→ Written task
A faithful transcription of all the data is required.
··· Supplied information ···
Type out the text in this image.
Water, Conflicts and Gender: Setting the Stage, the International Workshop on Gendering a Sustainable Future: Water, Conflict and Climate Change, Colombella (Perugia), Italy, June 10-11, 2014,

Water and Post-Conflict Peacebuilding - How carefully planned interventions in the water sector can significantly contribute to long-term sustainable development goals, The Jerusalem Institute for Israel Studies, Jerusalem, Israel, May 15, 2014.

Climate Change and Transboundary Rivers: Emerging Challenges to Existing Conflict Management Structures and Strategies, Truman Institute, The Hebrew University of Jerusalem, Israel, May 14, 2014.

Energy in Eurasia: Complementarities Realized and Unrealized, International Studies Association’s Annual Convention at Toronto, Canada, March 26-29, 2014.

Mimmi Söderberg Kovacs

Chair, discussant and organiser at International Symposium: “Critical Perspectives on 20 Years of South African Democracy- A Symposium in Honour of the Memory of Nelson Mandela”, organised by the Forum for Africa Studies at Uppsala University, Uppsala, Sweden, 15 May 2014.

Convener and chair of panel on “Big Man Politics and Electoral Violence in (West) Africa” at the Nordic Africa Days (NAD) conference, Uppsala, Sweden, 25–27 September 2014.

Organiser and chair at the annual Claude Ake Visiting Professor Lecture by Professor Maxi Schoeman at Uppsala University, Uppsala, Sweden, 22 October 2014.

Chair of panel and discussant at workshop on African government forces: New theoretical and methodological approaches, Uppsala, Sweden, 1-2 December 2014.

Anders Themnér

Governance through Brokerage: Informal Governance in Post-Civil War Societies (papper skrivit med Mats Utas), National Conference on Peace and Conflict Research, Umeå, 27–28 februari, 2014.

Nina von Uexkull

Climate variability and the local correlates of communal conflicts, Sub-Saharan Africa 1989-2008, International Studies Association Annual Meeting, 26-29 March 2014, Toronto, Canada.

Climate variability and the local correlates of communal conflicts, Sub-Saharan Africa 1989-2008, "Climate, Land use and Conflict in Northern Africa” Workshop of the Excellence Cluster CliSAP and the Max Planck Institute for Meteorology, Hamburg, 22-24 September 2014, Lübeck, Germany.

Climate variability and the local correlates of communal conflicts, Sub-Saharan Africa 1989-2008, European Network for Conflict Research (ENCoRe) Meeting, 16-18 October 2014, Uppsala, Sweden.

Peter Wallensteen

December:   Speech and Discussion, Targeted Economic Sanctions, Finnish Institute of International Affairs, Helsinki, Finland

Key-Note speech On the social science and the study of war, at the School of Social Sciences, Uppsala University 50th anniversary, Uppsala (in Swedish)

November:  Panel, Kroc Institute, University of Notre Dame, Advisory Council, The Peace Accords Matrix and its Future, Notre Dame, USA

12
···
→ The output
Type out the text in this image.
Water, Conflicts and Gender: Setting the Stage, the International Workshop on Gendering a Sustainable Future: Water, Conflict and Climate Change, Colombella (Perugia), Italy, June 10-11, 2014,

Water and Post-Conflict Peacebuilding - How carefully planned interventions in the water sector can significantly contribute to long-term sustainable development goals, The Jerusalem Institute for Israel Studies, Jerusalem, Israel, May 15, 2014.

Climate Change and Transboundary Rivers: Emerging Challenges to Existing Conflict Management Structures and Strategies, Truman Institute, The Hebrew University of Jerusalem, Israel, May 14, 2014.

Energy in Eurasia: Complementarities Realized and Unrealized, International Studies Association’s Annual Convention at Toronto, Canada, March 26-29, 2014.

Mimmi Söderberg Kovacs

Chair, discussant and organiser at International Symposium: “Critical Perspectives on 20 Years of South African Democracy- A Symposium in Honour of the Memory of Nelson Mandela”, organised by the Forum for Africa Studies at Uppsala University, Uppsala, Sweden, 15 May 2014.

Convener and chair of panel on “Big Man Politics and Electoral Violence in (West) Africa” at the Nordic Africa Days (NAD) conference, Uppsala, Sweden, 25–27 September 2014.

Organiser and chair at the annual Claude Ake Visiting Professor Lecture by Professor Maxi Schoeman at Uppsala University, Uppsala, Sweden, 22 October 2014.

Chair of panel and discussant at workshop on African government forces: New theoretical and methodological approaches, Uppsala, Sweden, 1-2 December 2014.

Anders Themnér

Governance through Brokerage: Informal Governance in Post-Civil War Societies (papper skrivit med Mats Utas), National Conference on Peace and Conflict Research, Umeå, 27–28 februari, 2014.

Nina von Uexkull

Climate variability and the local correlates of communal conflicts, Sub-Saharan Africa 1989-2008, International Studies Association Annual Meeting, 26-29 March 2014, Toronto, Canada.

Climate variability and the local correlates of communal conflicts, Sub-Saharan Africa 1989-2008, "Climate, Land use and Conflict in Northern Africa” Workshop of the Excellence Cluster CliSAP and the Max Planck Institute for Meteorology, Hamburg, 22-24 September 2014, Lübeck, Germany.

Climate variability and the local correlates of communal conflicts, Sub-Saharan Africa 1989-2008, European Network for Conflict Research (ENCoRe) Meeting, 16-18 October 2014, Uppsala, Sweden.

Peter Wallensteen

December:   Speech and Discussion, Targeted Economic Sanctions, Finnish Institute of International Affairs, Helsinki, Finland

Key-Note speech On the social science and the study of war, at the School of Social Sciences, Uppsala University 50th anniversary, Uppsala (in Swedish)

November:  Panel, Kroc Institute, University of Notre Dame, Advisory Council, The Peace Accords Matrix and its Future, Notre Dame, USA

12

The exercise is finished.